Requirements: Under this task are some entries; return every one of them exactly.

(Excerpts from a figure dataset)
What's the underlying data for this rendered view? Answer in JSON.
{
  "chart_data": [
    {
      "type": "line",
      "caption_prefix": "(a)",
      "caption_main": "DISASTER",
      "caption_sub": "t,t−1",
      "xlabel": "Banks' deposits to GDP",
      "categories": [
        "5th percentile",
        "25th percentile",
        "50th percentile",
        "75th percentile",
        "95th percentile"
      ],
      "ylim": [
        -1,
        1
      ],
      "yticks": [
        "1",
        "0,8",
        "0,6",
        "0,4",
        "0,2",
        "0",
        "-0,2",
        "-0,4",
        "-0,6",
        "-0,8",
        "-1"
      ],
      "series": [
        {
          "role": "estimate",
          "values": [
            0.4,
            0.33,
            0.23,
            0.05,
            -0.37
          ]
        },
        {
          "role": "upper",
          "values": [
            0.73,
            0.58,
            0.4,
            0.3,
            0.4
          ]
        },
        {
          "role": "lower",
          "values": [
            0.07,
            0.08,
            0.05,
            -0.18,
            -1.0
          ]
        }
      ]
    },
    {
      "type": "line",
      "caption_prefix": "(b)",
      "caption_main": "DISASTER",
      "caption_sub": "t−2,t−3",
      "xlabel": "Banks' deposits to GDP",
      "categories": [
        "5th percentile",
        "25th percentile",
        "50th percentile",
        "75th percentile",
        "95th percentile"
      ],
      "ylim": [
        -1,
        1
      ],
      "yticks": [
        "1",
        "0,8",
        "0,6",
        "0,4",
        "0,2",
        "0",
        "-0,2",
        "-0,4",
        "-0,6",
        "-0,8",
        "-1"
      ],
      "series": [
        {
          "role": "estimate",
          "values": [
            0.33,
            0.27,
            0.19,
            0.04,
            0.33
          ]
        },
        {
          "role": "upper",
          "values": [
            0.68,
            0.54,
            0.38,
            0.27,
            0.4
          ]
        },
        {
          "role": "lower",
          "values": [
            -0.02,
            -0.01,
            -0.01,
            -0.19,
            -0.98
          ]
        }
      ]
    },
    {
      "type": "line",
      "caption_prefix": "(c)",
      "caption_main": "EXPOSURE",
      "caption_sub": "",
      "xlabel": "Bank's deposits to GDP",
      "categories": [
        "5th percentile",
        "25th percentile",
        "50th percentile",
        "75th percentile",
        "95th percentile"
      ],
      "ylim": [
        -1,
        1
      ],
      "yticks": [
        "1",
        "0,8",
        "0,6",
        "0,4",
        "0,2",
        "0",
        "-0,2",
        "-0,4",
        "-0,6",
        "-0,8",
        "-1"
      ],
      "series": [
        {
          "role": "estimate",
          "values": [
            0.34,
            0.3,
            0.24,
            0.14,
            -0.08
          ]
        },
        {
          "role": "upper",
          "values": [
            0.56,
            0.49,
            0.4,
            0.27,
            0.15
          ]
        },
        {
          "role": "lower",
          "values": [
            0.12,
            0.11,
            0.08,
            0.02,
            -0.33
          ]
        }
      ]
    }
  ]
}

Correct output:
What's the underlying data for this rendered view? Answer in JSON.
{
  "chart_data": [
    {
      "type": "line",
      "caption_prefix": "(a)",
      "caption_main": "DISASTER",
      "caption_sub": "t,t−1",
      "xlabel": "Banks' deposits to GDP",
      "categories": [
        "5th percentile",
        "25th percentile",
        "50th percentile",
        "75th percentile",
        "95th percentile"
      ],
      "ylim": [
        -1,
        1
      ],
      "yticks": [
        "1",
        "0,8",
        "0,6",
        "0,4",
        "0,2",
        "0",
        "-0,2",
        "-0,4",
        "-0,6",
        "-0,8",
        "-1"
      ],
      "series": [
        {
          "role": "estimate",
          "values": [
            0.4,
            0.33,
            0.23,
            0.05,
            -0.37
          ]
        },
        {
          "role": "upper",
          "values": [
            0.73,
            0.58,
            0.4,
            0.3,
            0.4
          ]
        },
        {
          "role": "lower",
          "values": [
            0.07,
            0.08,
            0.05,
            -0.18,
            -1.0
          ]
        }
      ]
    },
    {
      "type": "line",
      "caption_prefix": "(b)",
      "caption_main": "DISASTER",
      "caption_sub": "t−2,t−3",
      "xlabel": "Banks' deposits to GDP",
      "categories": [
        "5th percentile",
        "25th percentile",
        "50th percentile",
        "75th percentile",
        "95th percentile"
      ],
      "ylim": [
        -1,
        1
      ],
      "yticks": [
        "1",
        "0,8",
        "0,6",
        "0,4",
        "0,2",
        "0",
        "-0,2",
        "-0,4",
        "-0,6",
        "-0,8",
        "-1"
      ],
      "series": [
        {
          "role": "estimate",
          "values": [
            0.33,
            0.27,
            0.19,
            0.04,
            0.33
          ]
        },
        {
          "role": "upper",
          "values": [
            0.68,
            0.54,
            0.38,
            0.27,
            0.4
          ]
        },
        {
          "role": "lower",
          "values": [
            -0.02,
            -0.01,
            -0.01,
            -0.19,
            -0.98
          ]
        }
      ]
    },
    {
      "type": "line",
      "caption_prefix": "(c)",
      "caption_main": "EXPOSURE",
      "caption_sub": "",
      "xlabel": "Bank's deposits to GDP",
      "categories": [
        "5th percentile",
        "25th percentile",
        "50th percentile",
        "75th percentile",
        "95th percentile"
      ],
      "ylim": [
        -1,
        1
      ],
      "yticks": [
        "1",
        "0,8",
        "0,6",
        "0,4",
        "0,2",
        "0",
        "-0,2",
        "-0,4",
        "-0,6",
        "-0,8",
        "-1"
      ],
      "series": [
        {
          "role": "estimate",
          "values": [
            0.34,
            0.3,
            0.24,
            0.14,
            -0.08
          ]
        },
        {
          "role": "upper",
          "values": [
            0.56,
            0.49,
            0.4,
            0.27,
            0.15
          ]
        },
        {
          "role": "lower",
          "values": [
            0.12,
            0.11,
            0.08,
            0.02,
            -0.33
          ]
        }
      ]
    }
  ]
}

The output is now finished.